### Directive
How many lines in the listing below include the word "ylabel"? Answer with the number and nothing else.

### Supplied entries
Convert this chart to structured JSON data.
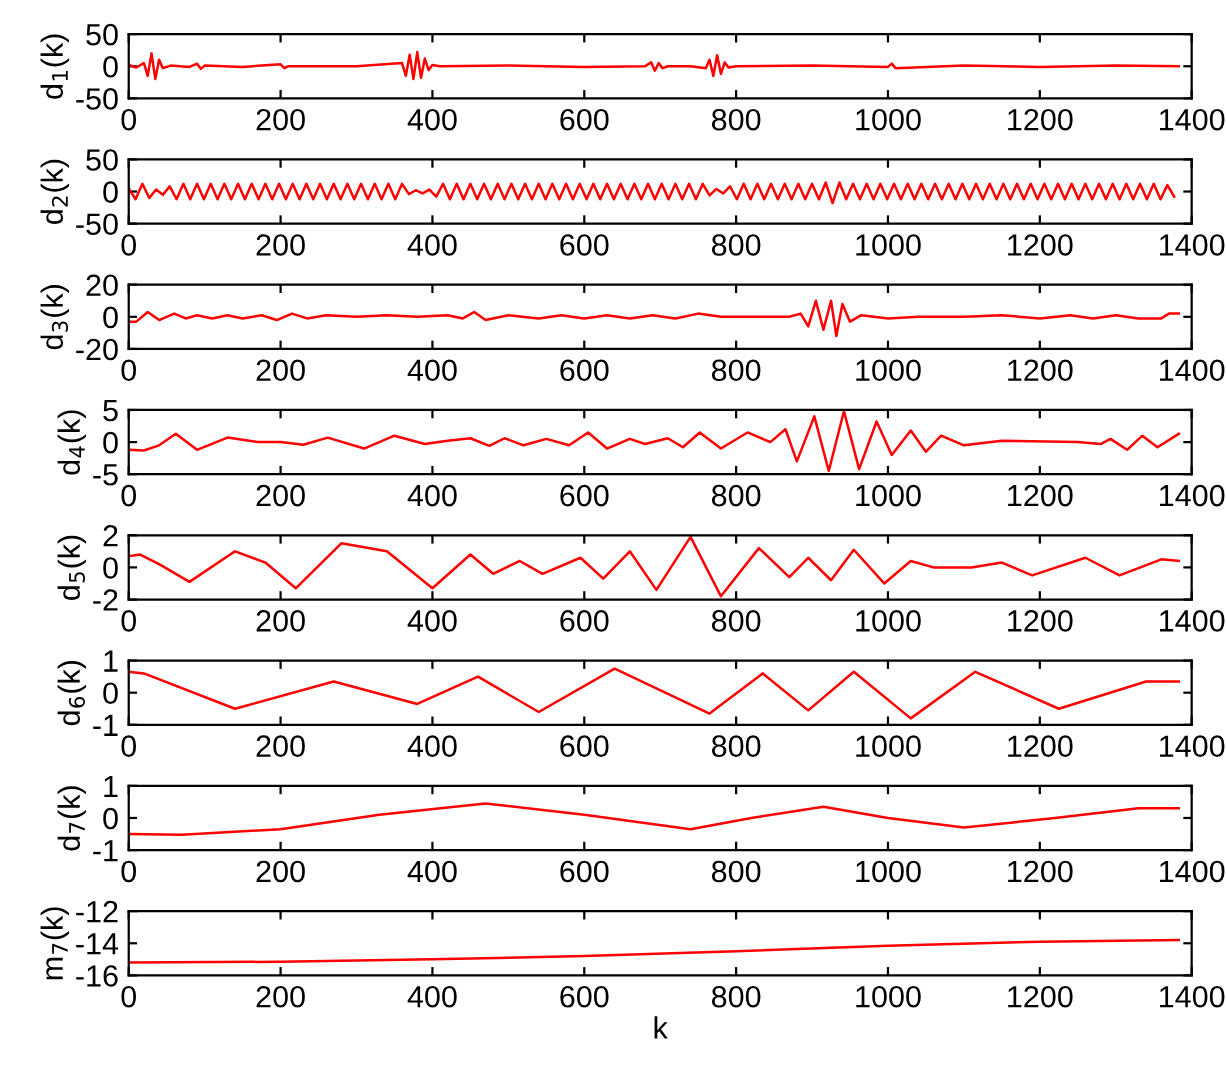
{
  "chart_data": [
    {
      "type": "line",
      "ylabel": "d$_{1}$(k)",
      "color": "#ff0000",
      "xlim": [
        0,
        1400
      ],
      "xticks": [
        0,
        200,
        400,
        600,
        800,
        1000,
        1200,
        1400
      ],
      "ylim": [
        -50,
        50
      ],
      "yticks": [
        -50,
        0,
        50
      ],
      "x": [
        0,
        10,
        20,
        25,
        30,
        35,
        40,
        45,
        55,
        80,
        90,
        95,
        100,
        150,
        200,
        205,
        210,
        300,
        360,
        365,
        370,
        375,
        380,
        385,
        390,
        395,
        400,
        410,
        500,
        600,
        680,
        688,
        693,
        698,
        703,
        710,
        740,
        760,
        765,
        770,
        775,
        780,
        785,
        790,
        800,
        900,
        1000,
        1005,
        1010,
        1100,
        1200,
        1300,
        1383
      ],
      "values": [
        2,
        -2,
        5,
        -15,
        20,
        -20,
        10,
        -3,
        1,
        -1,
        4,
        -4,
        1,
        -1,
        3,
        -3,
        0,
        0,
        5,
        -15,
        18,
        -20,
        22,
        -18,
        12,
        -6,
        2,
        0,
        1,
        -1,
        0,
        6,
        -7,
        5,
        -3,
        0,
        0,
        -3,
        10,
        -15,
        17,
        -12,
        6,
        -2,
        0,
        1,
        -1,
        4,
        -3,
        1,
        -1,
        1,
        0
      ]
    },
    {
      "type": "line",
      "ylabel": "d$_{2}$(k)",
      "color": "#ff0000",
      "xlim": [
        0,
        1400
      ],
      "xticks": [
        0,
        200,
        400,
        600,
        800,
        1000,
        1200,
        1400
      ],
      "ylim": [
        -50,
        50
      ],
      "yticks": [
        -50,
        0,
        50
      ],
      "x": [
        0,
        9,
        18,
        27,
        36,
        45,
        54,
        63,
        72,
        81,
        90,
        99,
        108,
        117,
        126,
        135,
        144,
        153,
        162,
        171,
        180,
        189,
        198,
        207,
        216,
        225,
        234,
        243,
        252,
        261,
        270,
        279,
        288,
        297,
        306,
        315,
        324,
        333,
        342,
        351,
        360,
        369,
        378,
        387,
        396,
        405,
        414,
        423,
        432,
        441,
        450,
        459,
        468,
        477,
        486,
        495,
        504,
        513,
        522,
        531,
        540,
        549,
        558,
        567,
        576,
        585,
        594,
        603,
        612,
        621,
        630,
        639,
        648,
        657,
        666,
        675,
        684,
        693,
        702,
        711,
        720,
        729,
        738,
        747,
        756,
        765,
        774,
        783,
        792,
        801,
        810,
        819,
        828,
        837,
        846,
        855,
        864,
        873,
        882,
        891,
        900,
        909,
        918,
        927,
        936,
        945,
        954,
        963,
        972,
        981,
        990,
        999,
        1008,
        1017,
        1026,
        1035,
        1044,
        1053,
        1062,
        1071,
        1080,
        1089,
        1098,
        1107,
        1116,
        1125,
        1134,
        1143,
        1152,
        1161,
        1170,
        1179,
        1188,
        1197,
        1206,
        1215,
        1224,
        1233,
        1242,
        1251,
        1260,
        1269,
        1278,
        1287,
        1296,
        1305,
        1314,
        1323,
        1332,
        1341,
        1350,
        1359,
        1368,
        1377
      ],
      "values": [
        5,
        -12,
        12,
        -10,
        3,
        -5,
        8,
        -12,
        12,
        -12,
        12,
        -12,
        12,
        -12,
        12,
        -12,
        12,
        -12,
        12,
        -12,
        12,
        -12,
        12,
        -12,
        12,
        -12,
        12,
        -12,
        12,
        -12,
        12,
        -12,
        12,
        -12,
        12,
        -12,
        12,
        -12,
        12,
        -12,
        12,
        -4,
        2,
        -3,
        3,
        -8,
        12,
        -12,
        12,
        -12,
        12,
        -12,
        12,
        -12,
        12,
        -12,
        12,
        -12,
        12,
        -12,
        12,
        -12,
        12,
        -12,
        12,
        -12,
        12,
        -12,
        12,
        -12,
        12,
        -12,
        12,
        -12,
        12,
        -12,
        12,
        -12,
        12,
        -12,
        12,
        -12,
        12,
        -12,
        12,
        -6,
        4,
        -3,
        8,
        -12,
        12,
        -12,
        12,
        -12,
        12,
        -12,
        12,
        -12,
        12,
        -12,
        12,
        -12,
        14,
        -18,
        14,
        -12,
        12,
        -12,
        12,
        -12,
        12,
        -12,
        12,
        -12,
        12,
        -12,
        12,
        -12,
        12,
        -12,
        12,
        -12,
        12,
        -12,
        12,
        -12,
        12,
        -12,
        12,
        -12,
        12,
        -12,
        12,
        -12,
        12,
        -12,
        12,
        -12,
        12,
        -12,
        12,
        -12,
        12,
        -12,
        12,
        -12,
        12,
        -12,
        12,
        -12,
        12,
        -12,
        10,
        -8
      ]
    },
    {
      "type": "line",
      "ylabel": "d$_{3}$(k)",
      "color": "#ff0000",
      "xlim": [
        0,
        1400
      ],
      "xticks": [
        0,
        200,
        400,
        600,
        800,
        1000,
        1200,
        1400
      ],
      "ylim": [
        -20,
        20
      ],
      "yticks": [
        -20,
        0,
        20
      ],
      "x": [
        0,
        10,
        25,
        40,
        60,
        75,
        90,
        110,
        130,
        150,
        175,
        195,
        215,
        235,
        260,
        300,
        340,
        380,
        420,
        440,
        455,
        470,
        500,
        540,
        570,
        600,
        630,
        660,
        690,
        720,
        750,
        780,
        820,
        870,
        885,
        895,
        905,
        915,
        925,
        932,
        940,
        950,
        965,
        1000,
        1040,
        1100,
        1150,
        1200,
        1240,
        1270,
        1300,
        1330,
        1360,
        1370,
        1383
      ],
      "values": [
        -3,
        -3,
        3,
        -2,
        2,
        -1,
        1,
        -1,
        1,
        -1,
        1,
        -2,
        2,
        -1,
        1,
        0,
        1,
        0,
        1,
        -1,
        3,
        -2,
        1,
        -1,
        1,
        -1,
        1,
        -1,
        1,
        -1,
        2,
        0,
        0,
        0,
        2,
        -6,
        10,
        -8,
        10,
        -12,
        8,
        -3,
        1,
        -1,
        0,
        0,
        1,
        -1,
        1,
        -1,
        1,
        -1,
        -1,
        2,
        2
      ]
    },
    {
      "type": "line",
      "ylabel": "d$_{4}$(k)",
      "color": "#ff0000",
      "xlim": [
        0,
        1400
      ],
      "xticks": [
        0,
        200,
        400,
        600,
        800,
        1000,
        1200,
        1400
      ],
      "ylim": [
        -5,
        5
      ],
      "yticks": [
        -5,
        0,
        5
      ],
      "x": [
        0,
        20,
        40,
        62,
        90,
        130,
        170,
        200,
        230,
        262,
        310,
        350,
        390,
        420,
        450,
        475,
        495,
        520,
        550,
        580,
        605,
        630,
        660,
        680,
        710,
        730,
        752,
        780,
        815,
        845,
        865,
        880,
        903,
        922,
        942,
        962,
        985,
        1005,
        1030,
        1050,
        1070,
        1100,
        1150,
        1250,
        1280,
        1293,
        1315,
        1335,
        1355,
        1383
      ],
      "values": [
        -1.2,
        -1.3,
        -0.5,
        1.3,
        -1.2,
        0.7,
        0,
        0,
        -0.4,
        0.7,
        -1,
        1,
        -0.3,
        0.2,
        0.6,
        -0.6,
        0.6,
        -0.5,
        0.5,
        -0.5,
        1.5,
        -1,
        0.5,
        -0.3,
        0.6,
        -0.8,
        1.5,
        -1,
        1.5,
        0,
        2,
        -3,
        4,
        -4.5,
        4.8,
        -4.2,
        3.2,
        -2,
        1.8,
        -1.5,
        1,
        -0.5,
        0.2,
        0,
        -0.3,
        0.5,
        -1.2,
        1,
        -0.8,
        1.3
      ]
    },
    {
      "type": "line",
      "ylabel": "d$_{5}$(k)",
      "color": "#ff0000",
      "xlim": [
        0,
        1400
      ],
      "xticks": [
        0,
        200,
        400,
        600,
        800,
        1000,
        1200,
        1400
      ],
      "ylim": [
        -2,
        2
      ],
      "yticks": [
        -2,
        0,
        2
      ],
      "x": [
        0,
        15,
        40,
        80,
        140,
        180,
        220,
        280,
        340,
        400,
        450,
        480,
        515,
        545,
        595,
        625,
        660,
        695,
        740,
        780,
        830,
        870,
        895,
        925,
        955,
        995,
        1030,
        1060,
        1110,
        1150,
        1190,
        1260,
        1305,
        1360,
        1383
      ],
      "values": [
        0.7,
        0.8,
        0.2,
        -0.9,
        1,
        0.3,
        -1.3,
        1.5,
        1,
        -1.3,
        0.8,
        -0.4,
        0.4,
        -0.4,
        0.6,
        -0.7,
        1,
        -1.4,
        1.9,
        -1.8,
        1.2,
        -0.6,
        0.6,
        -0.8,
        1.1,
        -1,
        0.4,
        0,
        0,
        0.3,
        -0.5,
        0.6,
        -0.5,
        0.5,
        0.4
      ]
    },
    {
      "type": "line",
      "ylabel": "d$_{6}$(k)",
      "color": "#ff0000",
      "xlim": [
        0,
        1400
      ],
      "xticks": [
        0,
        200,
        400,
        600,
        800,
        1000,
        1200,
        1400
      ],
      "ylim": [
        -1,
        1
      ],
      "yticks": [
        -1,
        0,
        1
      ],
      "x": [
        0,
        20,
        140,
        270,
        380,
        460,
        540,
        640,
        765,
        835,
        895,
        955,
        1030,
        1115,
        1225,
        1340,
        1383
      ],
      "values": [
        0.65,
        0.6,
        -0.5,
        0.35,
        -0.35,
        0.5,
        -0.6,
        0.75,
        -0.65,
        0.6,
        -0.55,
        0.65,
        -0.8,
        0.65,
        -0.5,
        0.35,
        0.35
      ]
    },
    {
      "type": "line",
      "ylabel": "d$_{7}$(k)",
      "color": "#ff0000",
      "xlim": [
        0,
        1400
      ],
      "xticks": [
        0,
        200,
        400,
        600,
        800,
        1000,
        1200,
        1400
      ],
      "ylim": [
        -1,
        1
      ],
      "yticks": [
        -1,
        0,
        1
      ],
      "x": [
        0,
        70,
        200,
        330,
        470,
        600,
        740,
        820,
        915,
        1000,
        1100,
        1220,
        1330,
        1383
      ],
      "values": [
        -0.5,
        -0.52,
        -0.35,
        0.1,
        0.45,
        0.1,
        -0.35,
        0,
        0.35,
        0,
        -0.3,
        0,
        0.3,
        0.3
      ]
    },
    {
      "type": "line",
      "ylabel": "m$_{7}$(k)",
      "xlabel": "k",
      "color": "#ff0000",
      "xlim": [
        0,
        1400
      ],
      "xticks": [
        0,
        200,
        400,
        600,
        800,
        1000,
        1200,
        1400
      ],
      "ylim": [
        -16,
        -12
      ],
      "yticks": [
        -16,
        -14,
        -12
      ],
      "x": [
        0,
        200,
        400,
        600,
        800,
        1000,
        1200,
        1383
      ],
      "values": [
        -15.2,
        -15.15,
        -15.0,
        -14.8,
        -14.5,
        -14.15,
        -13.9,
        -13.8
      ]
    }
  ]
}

### Problem solution
8